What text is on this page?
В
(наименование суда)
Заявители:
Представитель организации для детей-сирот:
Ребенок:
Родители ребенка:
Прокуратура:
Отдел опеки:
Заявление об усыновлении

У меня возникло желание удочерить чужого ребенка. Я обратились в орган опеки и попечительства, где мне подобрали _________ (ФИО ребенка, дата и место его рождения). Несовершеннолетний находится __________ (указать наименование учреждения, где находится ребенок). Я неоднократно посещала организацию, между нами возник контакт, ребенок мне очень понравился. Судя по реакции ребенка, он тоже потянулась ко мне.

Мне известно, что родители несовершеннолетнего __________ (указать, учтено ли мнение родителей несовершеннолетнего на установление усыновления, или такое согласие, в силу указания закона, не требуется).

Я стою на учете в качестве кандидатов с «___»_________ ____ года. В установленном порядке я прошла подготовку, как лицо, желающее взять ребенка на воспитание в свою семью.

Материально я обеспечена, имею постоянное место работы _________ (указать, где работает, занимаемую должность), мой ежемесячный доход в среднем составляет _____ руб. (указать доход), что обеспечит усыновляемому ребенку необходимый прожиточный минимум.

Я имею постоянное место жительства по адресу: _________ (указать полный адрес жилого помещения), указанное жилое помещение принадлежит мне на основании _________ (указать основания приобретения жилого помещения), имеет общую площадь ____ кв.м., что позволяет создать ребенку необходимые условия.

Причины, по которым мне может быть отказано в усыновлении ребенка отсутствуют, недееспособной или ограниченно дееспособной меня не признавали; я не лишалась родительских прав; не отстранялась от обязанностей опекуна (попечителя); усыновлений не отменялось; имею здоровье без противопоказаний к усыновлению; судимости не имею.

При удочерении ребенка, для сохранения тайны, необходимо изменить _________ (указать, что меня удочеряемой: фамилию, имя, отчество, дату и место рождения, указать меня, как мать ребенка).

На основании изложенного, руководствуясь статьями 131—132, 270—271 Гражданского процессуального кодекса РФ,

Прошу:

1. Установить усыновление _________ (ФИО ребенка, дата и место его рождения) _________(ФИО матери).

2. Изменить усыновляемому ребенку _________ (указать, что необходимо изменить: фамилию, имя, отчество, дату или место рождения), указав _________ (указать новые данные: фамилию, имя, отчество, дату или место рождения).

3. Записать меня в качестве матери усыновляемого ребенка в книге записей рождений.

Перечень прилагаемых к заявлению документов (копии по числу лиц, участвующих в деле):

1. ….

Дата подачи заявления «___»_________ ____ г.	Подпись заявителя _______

__________

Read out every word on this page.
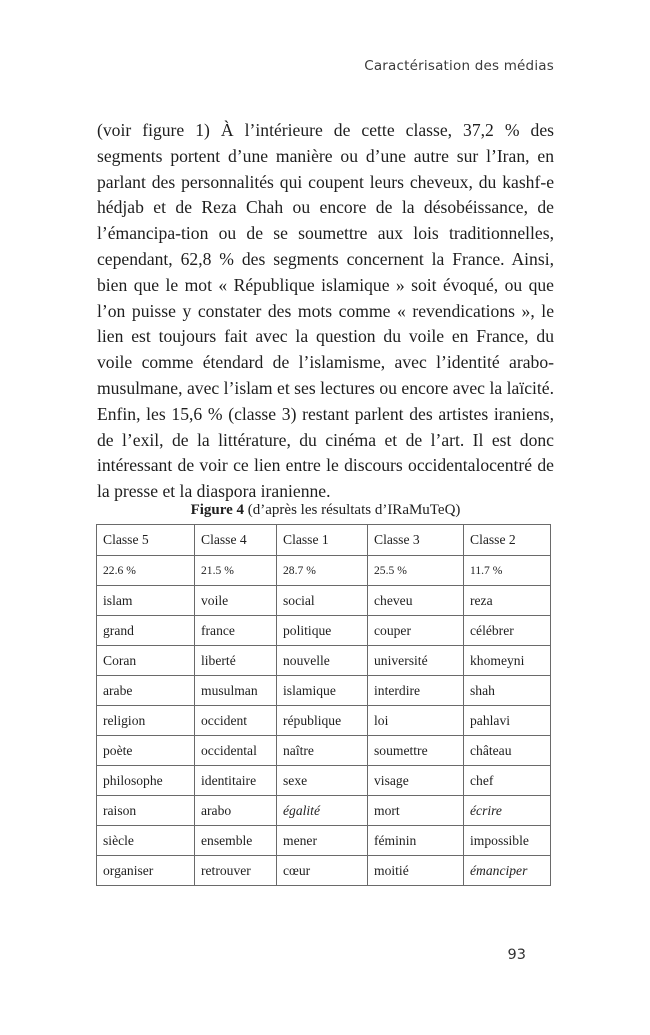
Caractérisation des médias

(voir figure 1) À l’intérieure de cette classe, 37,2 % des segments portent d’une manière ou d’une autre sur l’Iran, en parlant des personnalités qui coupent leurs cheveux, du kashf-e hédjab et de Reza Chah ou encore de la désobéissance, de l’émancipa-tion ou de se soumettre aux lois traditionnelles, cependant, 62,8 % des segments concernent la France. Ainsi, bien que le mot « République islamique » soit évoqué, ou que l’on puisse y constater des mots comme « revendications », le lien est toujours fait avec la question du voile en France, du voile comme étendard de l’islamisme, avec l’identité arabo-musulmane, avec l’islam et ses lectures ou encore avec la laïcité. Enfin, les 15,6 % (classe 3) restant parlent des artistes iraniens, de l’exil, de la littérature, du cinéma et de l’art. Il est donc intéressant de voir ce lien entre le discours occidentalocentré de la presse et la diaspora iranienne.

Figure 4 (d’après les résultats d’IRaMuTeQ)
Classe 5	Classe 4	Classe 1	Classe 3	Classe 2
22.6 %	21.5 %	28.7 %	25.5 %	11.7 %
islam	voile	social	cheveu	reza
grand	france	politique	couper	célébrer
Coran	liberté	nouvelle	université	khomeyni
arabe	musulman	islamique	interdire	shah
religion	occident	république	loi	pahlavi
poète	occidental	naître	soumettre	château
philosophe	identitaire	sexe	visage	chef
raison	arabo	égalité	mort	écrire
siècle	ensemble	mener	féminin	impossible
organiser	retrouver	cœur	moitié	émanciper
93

__________

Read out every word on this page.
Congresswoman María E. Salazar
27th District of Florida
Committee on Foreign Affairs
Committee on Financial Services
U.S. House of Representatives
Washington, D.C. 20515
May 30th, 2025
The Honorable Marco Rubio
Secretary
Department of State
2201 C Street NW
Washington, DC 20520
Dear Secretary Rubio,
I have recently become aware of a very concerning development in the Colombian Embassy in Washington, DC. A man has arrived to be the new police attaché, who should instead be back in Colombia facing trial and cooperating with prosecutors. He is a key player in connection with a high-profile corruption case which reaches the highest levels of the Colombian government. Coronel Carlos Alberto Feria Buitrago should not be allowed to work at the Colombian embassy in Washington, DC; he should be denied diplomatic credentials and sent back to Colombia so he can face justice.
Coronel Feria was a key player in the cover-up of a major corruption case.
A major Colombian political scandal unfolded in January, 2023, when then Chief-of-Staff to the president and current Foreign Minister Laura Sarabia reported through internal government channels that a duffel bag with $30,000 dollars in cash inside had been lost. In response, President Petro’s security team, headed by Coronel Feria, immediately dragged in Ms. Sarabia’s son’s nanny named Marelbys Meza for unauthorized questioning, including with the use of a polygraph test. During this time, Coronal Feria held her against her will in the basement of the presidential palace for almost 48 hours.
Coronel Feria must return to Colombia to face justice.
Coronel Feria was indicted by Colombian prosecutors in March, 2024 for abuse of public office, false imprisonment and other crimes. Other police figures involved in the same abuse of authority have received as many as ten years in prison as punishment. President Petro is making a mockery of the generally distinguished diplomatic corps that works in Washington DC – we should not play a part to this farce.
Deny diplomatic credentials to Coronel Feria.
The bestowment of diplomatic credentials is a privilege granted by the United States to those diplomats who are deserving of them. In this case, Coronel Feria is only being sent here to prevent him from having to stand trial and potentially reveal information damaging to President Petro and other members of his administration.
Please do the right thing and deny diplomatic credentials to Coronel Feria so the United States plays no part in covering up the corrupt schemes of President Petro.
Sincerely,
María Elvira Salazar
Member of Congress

__________

• _WHAT IS ASKED_: Go through the lines above. Select every one that has the string "усыновлении".

• _EXPECTED OUTPUT_:
Заявление об усыновлении
Причины, по которым мне может быть отказано в усыновлении ребенка отсутствуют, недееспособной или ограниченно дееспособной меня не признавали; я не лишалась родительских прав; не отстранялась от обязанностей опекуна (попечителя); усыновлений не отменялось; имею здоровье без противопоказаний к усыновлению; судимости не имею.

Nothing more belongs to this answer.